(Data entries)
━━━━━━

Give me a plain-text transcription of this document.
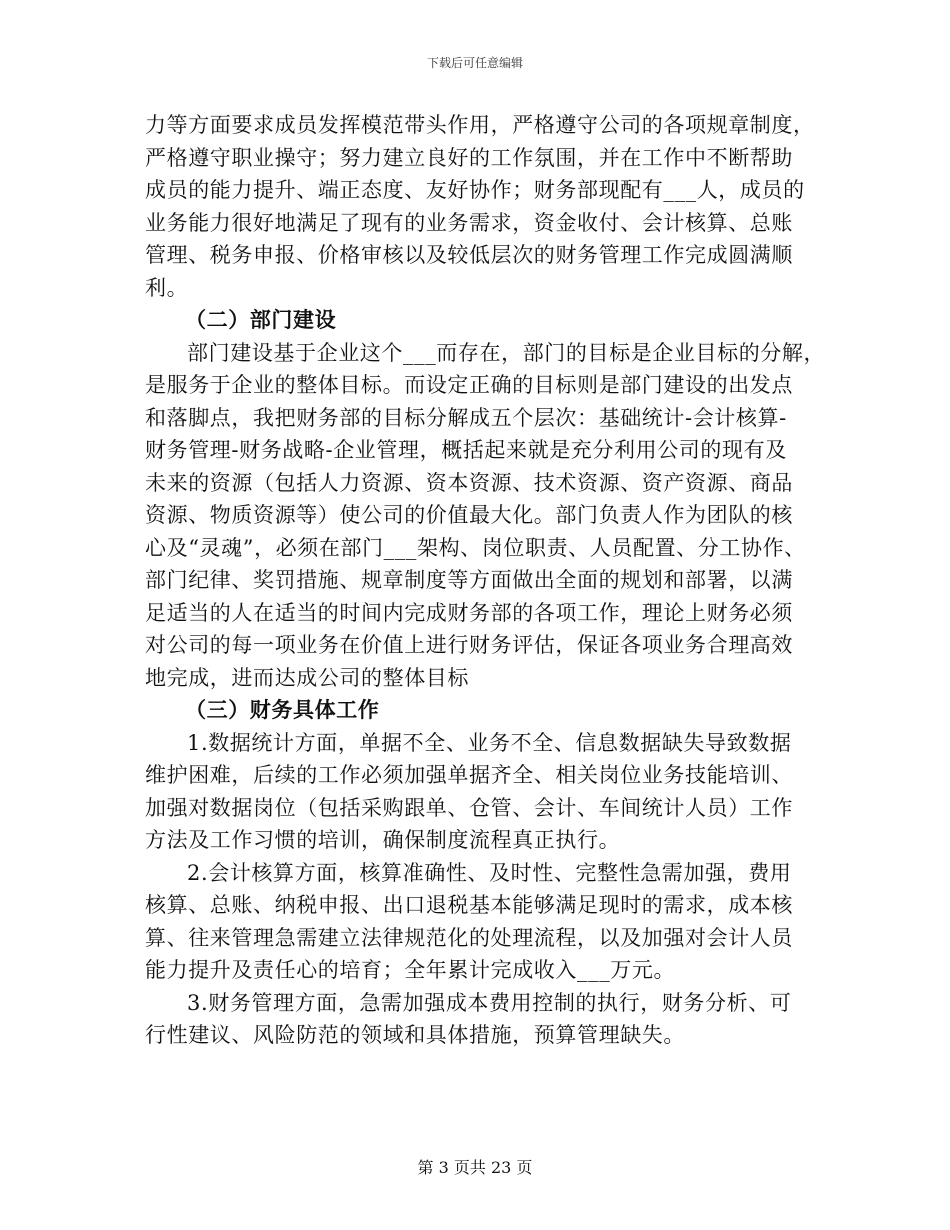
下载后可任意编辑
力等方面要求成员发挥模范带头作用，严格遵守公司的各项规章制度，
严格遵守职业操守；努力建立良好的工作氛围，并在工作中不断帮助
成员的能力提升、端正态度、友好协作；财务部现配有___人，成员的
业务能力很好地满足了现有的业务需求，资金收付、会计核算、总账
管理、税务申报、价格审核以及较低层次的财务管理工作完成圆满顺
利。
（二）部门建设
部门建设基于企业这个___而存在，部门的目标是企业目标的分解，
是服务于企业的整体目标。而设定正确的目标则是部门建设的出发点
和落脚点，我把财务部的目标分解成五个层次：基础统计-会计核算-
财务管理-财务战略-企业管理，概括起来就是充分利用公司的现有及
未来的资源（包括人力资源、资本资源、技术资源、资产资源、商品
资源、物质资源等）使公司的价值最大化。部门负责人作为团队的核
心及“灵魂”，必须在部门___架构、岗位职责、人员配置、分工协作、
部门纪律、奖罚措施、规章制度等方面做出全面的规划和部署，以满
足适当的人在适当的时间内完成财务部的各项工作，理论上财务必须
对公司的每一项业务在价值上进行财务评估，保证各项业务合理高效
地完成，进而达成公司的整体目标
（三）财务具体工作
1.数据统计方面，单据不全、业务不全、信息数据缺失导致数据
维护困难，后续的工作必须加强单据齐全、相关岗位业务技能培训、
加强对数据岗位（包括采购跟单、仓管、会计、车间统计人员）工作
方法及工作习惯的培训，确保制度流程真正执行。
2.会计核算方面，核算准确性、及时性、完整性急需加强，费用
核算、总账、纳税申报、出口退税基本能够满足现时的需求，成本核
算、往来管理急需建立法律规范化的处理流程，以及加强对会计人员
能力提升及责任心的培育；全年累计完成收入___万元。
3.财务管理方面，急需加强成本费用控制的执行，财务分析、可
行性建议、风险防范的领域和具体措施，预算管理缺失。
第 3 页共 23 页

━━━━━━

Every entry above needs to be retyped exactly; drop the pictures.

Give me a plain-text transcription of this document.
下载后可任意编辑
力等方面要求成员发挥模范带头作用，严格遵守公司的各项规章制度，
严格遵守职业操守；努力建立良好的工作氛围，并在工作中不断帮助
成员的能力提升、端正态度、友好协作；财务部现配有___人，成员的
业务能力很好地满足了现有的业务需求，资金收付、会计核算、总账
管理、税务申报、价格审核以及较低层次的财务管理工作完成圆满顺
利。
（二）部门建设
部门建设基于企业这个___而存在，部门的目标是企业目标的分解，
是服务于企业的整体目标。而设定正确的目标则是部门建设的出发点
和落脚点，我把财务部的目标分解成五个层次：基础统计-会计核算-
财务管理-财务战略-企业管理，概括起来就是充分利用公司的现有及
未来的资源（包括人力资源、资本资源、技术资源、资产资源、商品
资源、物质资源等）使公司的价值最大化。部门负责人作为团队的核
心及“灵魂”，必须在部门___架构、岗位职责、人员配置、分工协作、
部门纪律、奖罚措施、规章制度等方面做出全面的规划和部署，以满
足适当的人在适当的时间内完成财务部的各项工作，理论上财务必须
对公司的每一项业务在价值上进行财务评估，保证各项业务合理高效
地完成，进而达成公司的整体目标
（三）财务具体工作
1.数据统计方面，单据不全、业务不全、信息数据缺失导致数据
维护困难，后续的工作必须加强单据齐全、相关岗位业务技能培训、
加强对数据岗位（包括采购跟单、仓管、会计、车间统计人员）工作
方法及工作习惯的培训，确保制度流程真正执行。
2.会计核算方面，核算准确性、及时性、完整性急需加强，费用
核算、总账、纳税申报、出口退税基本能够满足现时的需求，成本核
算、往来管理急需建立法律规范化的处理流程，以及加强对会计人员
能力提升及责任心的培育；全年累计完成收入___万元。
3.财务管理方面，急需加强成本费用控制的执行，财务分析、可
行性建议、风险防范的领域和具体措施，预算管理缺失。
第 3 页共 23 页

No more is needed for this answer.